-- Exercise directions --
Retype the whole listing below, character for character.

-- Data to use --

━━━━━━━━━━━━━━━━

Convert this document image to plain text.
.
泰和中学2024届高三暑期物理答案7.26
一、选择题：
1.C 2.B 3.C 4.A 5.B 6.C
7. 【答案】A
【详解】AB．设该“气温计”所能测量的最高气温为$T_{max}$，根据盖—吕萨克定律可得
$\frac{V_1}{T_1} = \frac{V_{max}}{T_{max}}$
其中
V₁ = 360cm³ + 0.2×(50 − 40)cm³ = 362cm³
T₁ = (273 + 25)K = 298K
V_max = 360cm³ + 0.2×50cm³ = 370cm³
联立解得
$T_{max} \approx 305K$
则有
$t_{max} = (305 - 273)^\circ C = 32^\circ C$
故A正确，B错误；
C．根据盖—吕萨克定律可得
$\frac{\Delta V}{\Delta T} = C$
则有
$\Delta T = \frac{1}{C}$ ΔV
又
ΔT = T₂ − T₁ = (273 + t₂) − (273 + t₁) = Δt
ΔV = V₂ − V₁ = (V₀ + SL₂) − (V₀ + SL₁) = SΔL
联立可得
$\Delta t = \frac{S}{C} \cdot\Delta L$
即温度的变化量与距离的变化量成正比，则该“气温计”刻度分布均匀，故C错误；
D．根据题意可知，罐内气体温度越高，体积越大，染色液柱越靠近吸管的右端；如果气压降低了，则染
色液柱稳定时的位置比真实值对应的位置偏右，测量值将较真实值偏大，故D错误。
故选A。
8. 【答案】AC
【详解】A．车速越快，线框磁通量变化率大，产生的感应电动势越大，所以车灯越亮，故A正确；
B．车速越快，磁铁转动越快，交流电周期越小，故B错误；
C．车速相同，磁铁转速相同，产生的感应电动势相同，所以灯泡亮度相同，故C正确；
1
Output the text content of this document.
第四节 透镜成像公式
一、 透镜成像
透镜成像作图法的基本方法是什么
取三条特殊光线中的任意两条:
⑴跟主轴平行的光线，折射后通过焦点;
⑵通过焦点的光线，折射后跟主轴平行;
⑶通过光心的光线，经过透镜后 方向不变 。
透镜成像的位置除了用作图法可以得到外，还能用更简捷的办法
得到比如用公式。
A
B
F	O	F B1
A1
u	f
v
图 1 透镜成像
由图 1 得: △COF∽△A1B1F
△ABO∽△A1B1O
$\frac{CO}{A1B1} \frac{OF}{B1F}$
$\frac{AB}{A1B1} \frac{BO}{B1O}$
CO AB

━━━━━━━━━━━━━━━━

-- Task result --
Convert this document image to plain text.
.
泰和中学2024届高三暑期物理答案7.26
一、选择题：
1.C 2.B 3.C 4.A 5.B 6.C
7. 【答案】A
【详解】AB．设该“气温计”所能测量的最高气温为$T_{max}$，根据盖—吕萨克定律可得
$\frac{V_1}{T_1} = \frac{V_{max}}{T_{max}}$
其中
V₁ = 360cm³ + 0.2×(50 − 40)cm³ = 362cm³
T₁ = (273 + 25)K = 298K
V_max = 360cm³ + 0.2×50cm³ = 370cm³
联立解得
$T_{max} \approx 305K$
则有
$t_{max} = (305 - 273)^\circ C = 32^\circ C$
故A正确，B错误；
C．根据盖—吕萨克定律可得
$\frac{\Delta V}{\Delta T} = C$
则有
$\Delta T = \frac{1}{C}$ ΔV
又
ΔT = T₂ − T₁ = (273 + t₂) − (273 + t₁) = Δt
ΔV = V₂ − V₁ = (V₀ + SL₂) − (V₀ + SL₁) = SΔL
联立可得
$\Delta t = \frac{S}{C} \cdot\Delta L$
即温度的变化量与距离的变化量成正比，则该“气温计”刻度分布均匀，故C错误；
D．根据题意可知，罐内气体温度越高，体积越大，染色液柱越靠近吸管的右端；如果气压降低了，则染
色液柱稳定时的位置比真实值对应的位置偏右，测量值将较真实值偏大，故D错误。
故选A。
8. 【答案】AC
【详解】A．车速越快，线框磁通量变化率大，产生的感应电动势越大，所以车灯越亮，故A正确；
B．车速越快，磁铁转动越快，交流电周期越小，故B错误；
C．车速相同，磁铁转速相同，产生的感应电动势相同，所以灯泡亮度相同，故C正确；
1
Output the text content of this document.
第四节 透镜成像公式
一、 透镜成像
透镜成像作图法的基本方法是什么
取三条特殊光线中的任意两条:
⑴跟主轴平行的光线，折射后通过焦点;
⑵通过焦点的光线，折射后跟主轴平行;
⑶通过光心的光线，经过透镜后 方向不变 。
透镜成像的位置除了用作图法可以得到外，还能用更简捷的办法
得到比如用公式。
A
B
F	O	F B1
A1
u	f
v
图 1 透镜成像
由图 1 得: △COF∽△A1B1F
△ABO∽△A1B1O
$\frac{CO}{A1B1} \frac{OF}{B1F}$
$\frac{AB}{A1B1} \frac{BO}{B1O}$
CO AB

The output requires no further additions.